:: Task goal ::
Exclude the pictures, then copy all remaining records exactly.

[START OF Material to process]

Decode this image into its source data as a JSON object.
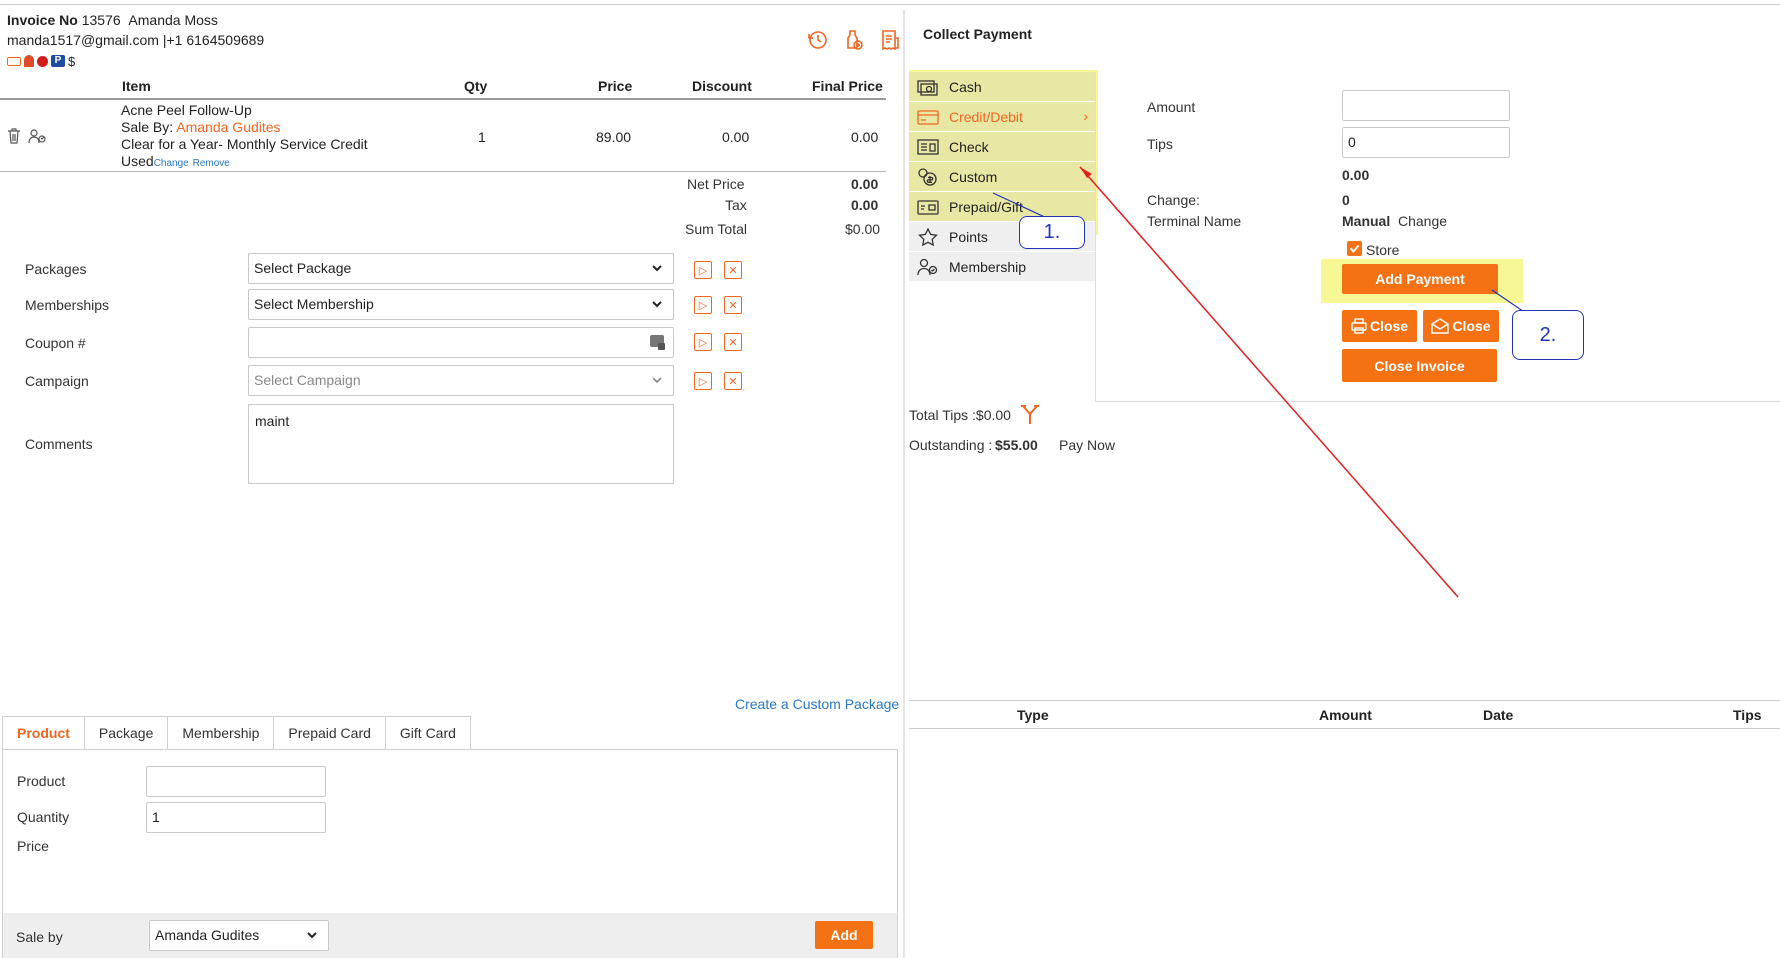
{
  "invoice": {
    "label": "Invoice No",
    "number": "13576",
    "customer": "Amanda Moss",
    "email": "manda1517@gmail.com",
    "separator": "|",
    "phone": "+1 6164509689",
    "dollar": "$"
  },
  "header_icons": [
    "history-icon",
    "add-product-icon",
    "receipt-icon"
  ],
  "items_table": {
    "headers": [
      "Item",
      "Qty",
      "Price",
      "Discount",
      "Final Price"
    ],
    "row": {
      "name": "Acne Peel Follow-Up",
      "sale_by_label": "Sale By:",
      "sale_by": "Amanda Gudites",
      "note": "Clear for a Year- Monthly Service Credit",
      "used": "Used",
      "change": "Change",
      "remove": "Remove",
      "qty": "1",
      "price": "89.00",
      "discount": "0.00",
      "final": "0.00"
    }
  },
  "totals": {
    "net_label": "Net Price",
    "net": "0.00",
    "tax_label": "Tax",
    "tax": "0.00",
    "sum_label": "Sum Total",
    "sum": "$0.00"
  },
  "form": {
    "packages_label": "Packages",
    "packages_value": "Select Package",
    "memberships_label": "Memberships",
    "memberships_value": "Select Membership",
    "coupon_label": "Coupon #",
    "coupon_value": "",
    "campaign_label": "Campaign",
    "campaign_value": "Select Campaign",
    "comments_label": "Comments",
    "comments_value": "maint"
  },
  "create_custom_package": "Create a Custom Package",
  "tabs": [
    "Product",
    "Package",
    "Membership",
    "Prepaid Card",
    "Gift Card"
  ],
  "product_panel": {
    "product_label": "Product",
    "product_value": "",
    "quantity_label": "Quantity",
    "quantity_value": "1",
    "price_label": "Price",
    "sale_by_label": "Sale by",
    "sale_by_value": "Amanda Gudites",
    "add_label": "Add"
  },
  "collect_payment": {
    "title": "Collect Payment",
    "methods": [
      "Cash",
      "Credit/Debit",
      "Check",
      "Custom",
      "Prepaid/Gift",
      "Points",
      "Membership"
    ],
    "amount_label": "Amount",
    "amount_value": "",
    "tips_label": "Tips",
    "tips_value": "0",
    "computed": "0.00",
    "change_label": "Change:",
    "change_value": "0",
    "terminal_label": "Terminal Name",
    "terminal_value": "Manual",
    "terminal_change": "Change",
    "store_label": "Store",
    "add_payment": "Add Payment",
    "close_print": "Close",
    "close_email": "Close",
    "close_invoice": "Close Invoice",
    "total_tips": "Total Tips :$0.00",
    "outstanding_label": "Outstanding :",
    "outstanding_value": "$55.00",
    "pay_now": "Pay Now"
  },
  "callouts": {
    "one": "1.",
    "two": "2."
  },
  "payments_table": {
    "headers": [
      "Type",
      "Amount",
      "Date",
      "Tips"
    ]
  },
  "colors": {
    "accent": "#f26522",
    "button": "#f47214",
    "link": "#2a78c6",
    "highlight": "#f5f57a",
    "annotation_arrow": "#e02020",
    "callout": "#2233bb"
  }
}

[END OF Material to process]

:: Written answer ::
Decode this image into its source data as a JSON object.
{
  "invoice": {
    "label": "Invoice No",
    "number": "13576",
    "customer": "Amanda Moss",
    "email": "manda1517@gmail.com",
    "separator": "|",
    "phone": "+1 6164509689",
    "dollar": "$"
  },
  "header_icons": [
    "history-icon",
    "add-product-icon",
    "receipt-icon"
  ],
  "items_table": {
    "headers": [
      "Item",
      "Qty",
      "Price",
      "Discount",
      "Final Price"
    ],
    "row": {
      "name": "Acne Peel Follow-Up",
      "sale_by_label": "Sale By:",
      "sale_by": "Amanda Gudites",
      "note": "Clear for a Year- Monthly Service Credit",
      "used": "Used",
      "change": "Change",
      "remove": "Remove",
      "qty": "1",
      "price": "89.00",
      "discount": "0.00",
      "final": "0.00"
    }
  },
  "totals": {
    "net_label": "Net Price",
    "net": "0.00",
    "tax_label": "Tax",
    "tax": "0.00",
    "sum_label": "Sum Total",
    "sum": "$0.00"
  },
  "form": {
    "packages_label": "Packages",
    "packages_value": "Select Package",
    "memberships_label": "Memberships",
    "memberships_value": "Select Membership",
    "coupon_label": "Coupon #",
    "coupon_value": "",
    "campaign_label": "Campaign",
    "campaign_value": "Select Campaign",
    "comments_label": "Comments",
    "comments_value": "maint"
  },
  "create_custom_package": "Create a Custom Package",
  "tabs": [
    "Product",
    "Package",
    "Membership",
    "Prepaid Card",
    "Gift Card"
  ],
  "product_panel": {
    "product_label": "Product",
    "product_value": "",
    "quantity_label": "Quantity",
    "quantity_value": "1",
    "price_label": "Price",
    "sale_by_label": "Sale by",
    "sale_by_value": "Amanda Gudites",
    "add_label": "Add"
  },
  "collect_payment": {
    "title": "Collect Payment",
    "methods": [
      "Cash",
      "Credit/Debit",
      "Check",
      "Custom",
      "Prepaid/Gift",
      "Points",
      "Membership"
    ],
    "amount_label": "Amount",
    "amount_value": "",
    "tips_label": "Tips",
    "tips_value": "0",
    "computed": "0.00",
    "change_label": "Change:",
    "change_value": "0",
    "terminal_label": "Terminal Name",
    "terminal_value": "Manual",
    "terminal_change": "Change",
    "store_label": "Store",
    "add_payment": "Add Payment",
    "close_print": "Close",
    "close_email": "Close",
    "close_invoice": "Close Invoice",
    "total_tips": "Total Tips :$0.00",
    "outstanding_label": "Outstanding :",
    "outstanding_value": "$55.00",
    "pay_now": "Pay Now"
  },
  "callouts": {
    "one": "1.",
    "two": "2."
  },
  "payments_table": {
    "headers": [
      "Type",
      "Amount",
      "Date",
      "Tips"
    ]
  },
  "colors": {
    "accent": "#f26522",
    "button": "#f47214",
    "link": "#2a78c6",
    "highlight": "#f5f57a",
    "annotation_arrow": "#e02020",
    "callout": "#2233bb"
  }
}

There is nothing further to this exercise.